▶ [DATASET RECORDS]:
· · ·
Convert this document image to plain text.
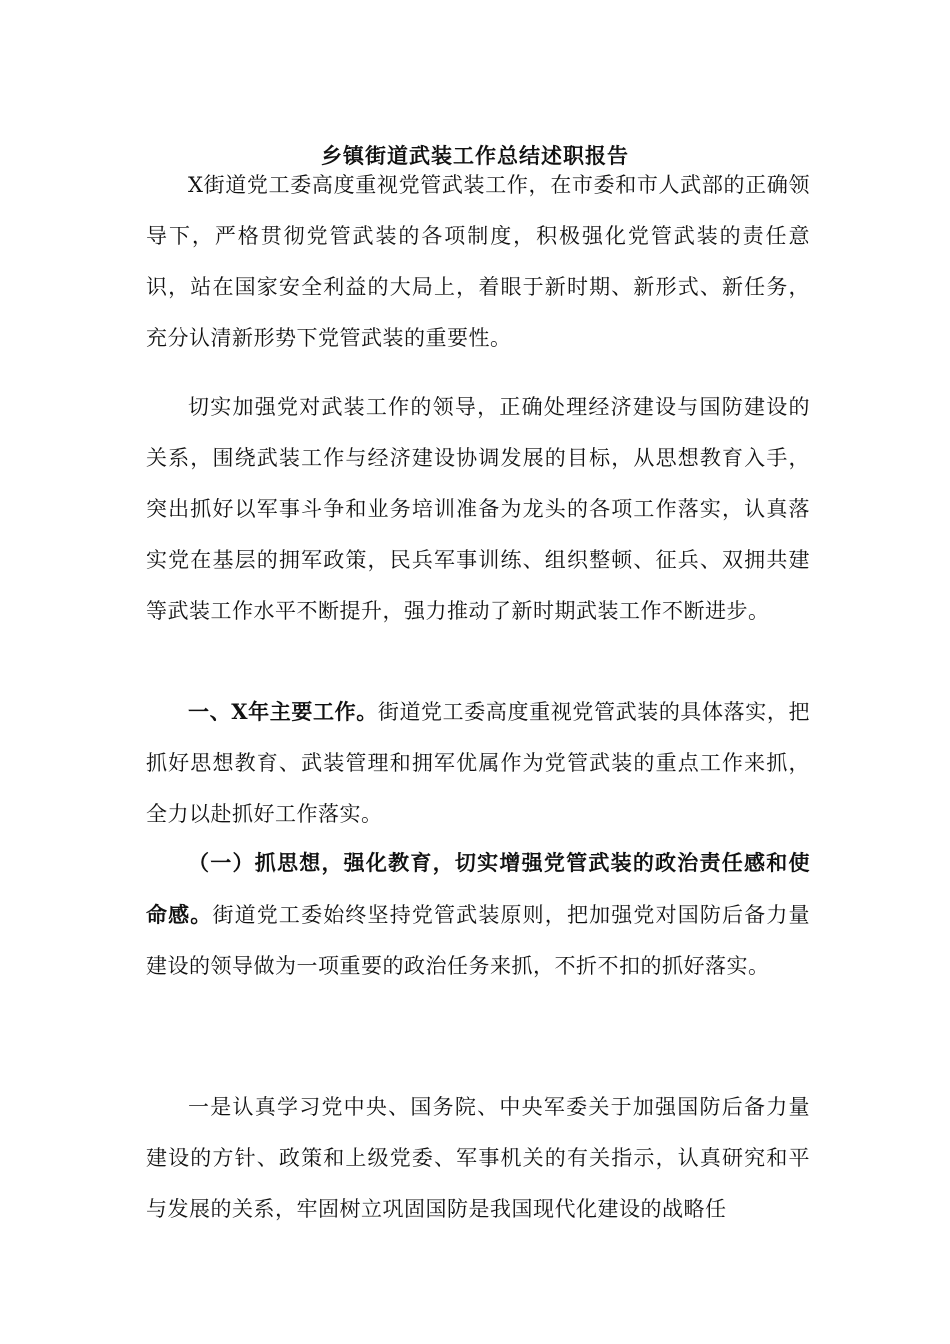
乡镇街道武装工作总结述职报告

X街道党工委高度重视党管武装工作，在市委和市人武部的正确领导下，严格贯彻党管武装的各项制度，积极强化党管武装的责任意识，站在国家安全利益的大局上，着眼于新时期、新形式、新任务，充分认清新形势下党管武装的重要性。

切实加强党对武装工作的领导，正确处理经济建设与国防建设的关系，围绕武装工作与经济建设协调发展的目标，从思想教育入手，突出抓好以军事斗争和业务培训准备为龙头的各项工作落实，认真落实党在基层的拥军政策，民兵军事训练、组织整顿、征兵、双拥共建等武装工作水平不断提升，强力推动了新时期武装工作不断进步。

一、X年主要工作。街道党工委高度重视党管武装的具体落实，把抓好思想教育、武装管理和拥军优属作为党管武装的重点工作来抓，全力以赴抓好工作落实。

（一）抓思想，强化教育，切实增强党管武装的政治责任感和使命感。街道党工委始终坚持党管武装原则，把加强党对国防后备力量建设的领导做为一项重要的政治任务来抓，不折不扣的抓好落实。

一是认真学习党中央、国务院、中央军委关于加强国防后备力量建设的方针、政策和上级党委、军事机关的有关指示，认真研究和平与发展的关系，牢固树立巩固国防是我国现代化建设的战略任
· · ·
▶ [WORK REQUIRED]:
Print every entry above again without changing a word, and omit the pictures.

▶ [SOLUTION TO THIS PROBLEM]:
Convert this document image to plain text.
乡镇街道武装工作总结述职报告

X街道党工委高度重视党管武装工作，在市委和市人武部的正确领导下，严格贯彻党管武装的各项制度，积极强化党管武装的责任意识，站在国家安全利益的大局上，着眼于新时期、新形式、新任务，充分认清新形势下党管武装的重要性。

切实加强党对武装工作的领导，正确处理经济建设与国防建设的关系，围绕武装工作与经济建设协调发展的目标，从思想教育入手，突出抓好以军事斗争和业务培训准备为龙头的各项工作落实，认真落实党在基层的拥军政策，民兵军事训练、组织整顿、征兵、双拥共建等武装工作水平不断提升，强力推动了新时期武装工作不断进步。

一、X年主要工作。街道党工委高度重视党管武装的具体落实，把抓好思想教育、武装管理和拥军优属作为党管武装的重点工作来抓，全力以赴抓好工作落实。

（一）抓思想，强化教育，切实增强党管武装的政治责任感和使命感。街道党工委始终坚持党管武装原则，把加强党对国防后备力量建设的领导做为一项重要的政治任务来抓，不折不扣的抓好落实。

一是认真学习党中央、国务院、中央军委关于加强国防后备力量建设的方针、政策和上级党委、军事机关的有关指示，认真研究和平与发展的关系，牢固树立巩固国防是我国现代化建设的战略任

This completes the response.